- **PROBLEM TO SOLVE**: Restate the whole listing exactly.

Collection entries:
START

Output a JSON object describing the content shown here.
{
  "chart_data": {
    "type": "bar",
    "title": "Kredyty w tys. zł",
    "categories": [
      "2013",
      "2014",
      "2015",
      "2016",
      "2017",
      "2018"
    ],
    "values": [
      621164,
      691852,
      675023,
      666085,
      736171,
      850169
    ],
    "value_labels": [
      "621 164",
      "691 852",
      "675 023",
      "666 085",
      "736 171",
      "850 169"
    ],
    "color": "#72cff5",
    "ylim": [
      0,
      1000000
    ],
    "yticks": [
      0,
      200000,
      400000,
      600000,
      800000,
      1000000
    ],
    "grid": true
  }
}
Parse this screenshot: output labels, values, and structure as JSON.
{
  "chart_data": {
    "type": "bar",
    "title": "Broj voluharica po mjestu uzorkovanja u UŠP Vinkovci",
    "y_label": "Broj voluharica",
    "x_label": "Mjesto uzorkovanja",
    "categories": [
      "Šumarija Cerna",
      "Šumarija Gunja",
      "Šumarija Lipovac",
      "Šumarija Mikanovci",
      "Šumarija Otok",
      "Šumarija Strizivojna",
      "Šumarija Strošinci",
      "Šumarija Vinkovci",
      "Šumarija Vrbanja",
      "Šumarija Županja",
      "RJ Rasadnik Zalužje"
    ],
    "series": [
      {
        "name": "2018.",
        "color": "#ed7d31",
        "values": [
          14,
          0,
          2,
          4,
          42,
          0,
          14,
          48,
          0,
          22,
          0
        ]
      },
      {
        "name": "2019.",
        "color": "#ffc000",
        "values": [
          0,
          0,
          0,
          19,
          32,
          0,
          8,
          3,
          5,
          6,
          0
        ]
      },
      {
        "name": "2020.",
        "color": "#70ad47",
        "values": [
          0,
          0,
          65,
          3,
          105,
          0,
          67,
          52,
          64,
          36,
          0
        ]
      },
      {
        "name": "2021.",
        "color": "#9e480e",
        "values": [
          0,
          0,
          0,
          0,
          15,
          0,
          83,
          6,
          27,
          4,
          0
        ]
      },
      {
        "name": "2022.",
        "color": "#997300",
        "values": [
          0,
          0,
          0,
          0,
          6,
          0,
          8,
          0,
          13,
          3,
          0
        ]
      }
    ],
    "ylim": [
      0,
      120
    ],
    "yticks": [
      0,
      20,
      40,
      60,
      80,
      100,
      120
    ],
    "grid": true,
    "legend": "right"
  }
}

END

- **TASK ANSWER**:
Output a JSON object describing the content shown here.
{
  "chart_data": {
    "type": "bar",
    "title": "Kredyty w tys. zł",
    "categories": [
      "2013",
      "2014",
      "2015",
      "2016",
      "2017",
      "2018"
    ],
    "values": [
      621164,
      691852,
      675023,
      666085,
      736171,
      850169
    ],
    "value_labels": [
      "621 164",
      "691 852",
      "675 023",
      "666 085",
      "736 171",
      "850 169"
    ],
    "color": "#72cff5",
    "ylim": [
      0,
      1000000
    ],
    "yticks": [
      0,
      200000,
      400000,
      600000,
      800000,
      1000000
    ],
    "grid": true
  }
}
Parse this screenshot: output labels, values, and structure as JSON.
{
  "chart_data": {
    "type": "bar",
    "title": "Broj voluharica po mjestu uzorkovanja u UŠP Vinkovci",
    "y_label": "Broj voluharica",
    "x_label": "Mjesto uzorkovanja",
    "categories": [
      "Šumarija Cerna",
      "Šumarija Gunja",
      "Šumarija Lipovac",
      "Šumarija Mikanovci",
      "Šumarija Otok",
      "Šumarija Strizivojna",
      "Šumarija Strošinci",
      "Šumarija Vinkovci",
      "Šumarija Vrbanja",
      "Šumarija Županja",
      "RJ Rasadnik Zalužje"
    ],
    "series": [
      {
        "name": "2018.",
        "color": "#ed7d31",
        "values": [
          14,
          0,
          2,
          4,
          42,
          0,
          14,
          48,
          0,
          22,
          0
        ]
      },
      {
        "name": "2019.",
        "color": "#ffc000",
        "values": [
          0,
          0,
          0,
          19,
          32,
          0,
          8,
          3,
          5,
          6,
          0
        ]
      },
      {
        "name": "2020.",
        "color": "#70ad47",
        "values": [
          0,
          0,
          65,
          3,
          105,
          0,
          67,
          52,
          64,
          36,
          0
        ]
      },
      {
        "name": "2021.",
        "color": "#9e480e",
        "values": [
          0,
          0,
          0,
          0,
          15,
          0,
          83,
          6,
          27,
          4,
          0
        ]
      },
      {
        "name": "2022.",
        "color": "#997300",
        "values": [
          0,
          0,
          0,
          0,
          6,
          0,
          8,
          0,
          13,
          3,
          0
        ]
      }
    ],
    "ylim": [
      0,
      120
    ],
    "yticks": [
      0,
      20,
      40,
      60,
      80,
      100,
      120
    ],
    "grid": true,
    "legend": "right"
  }
}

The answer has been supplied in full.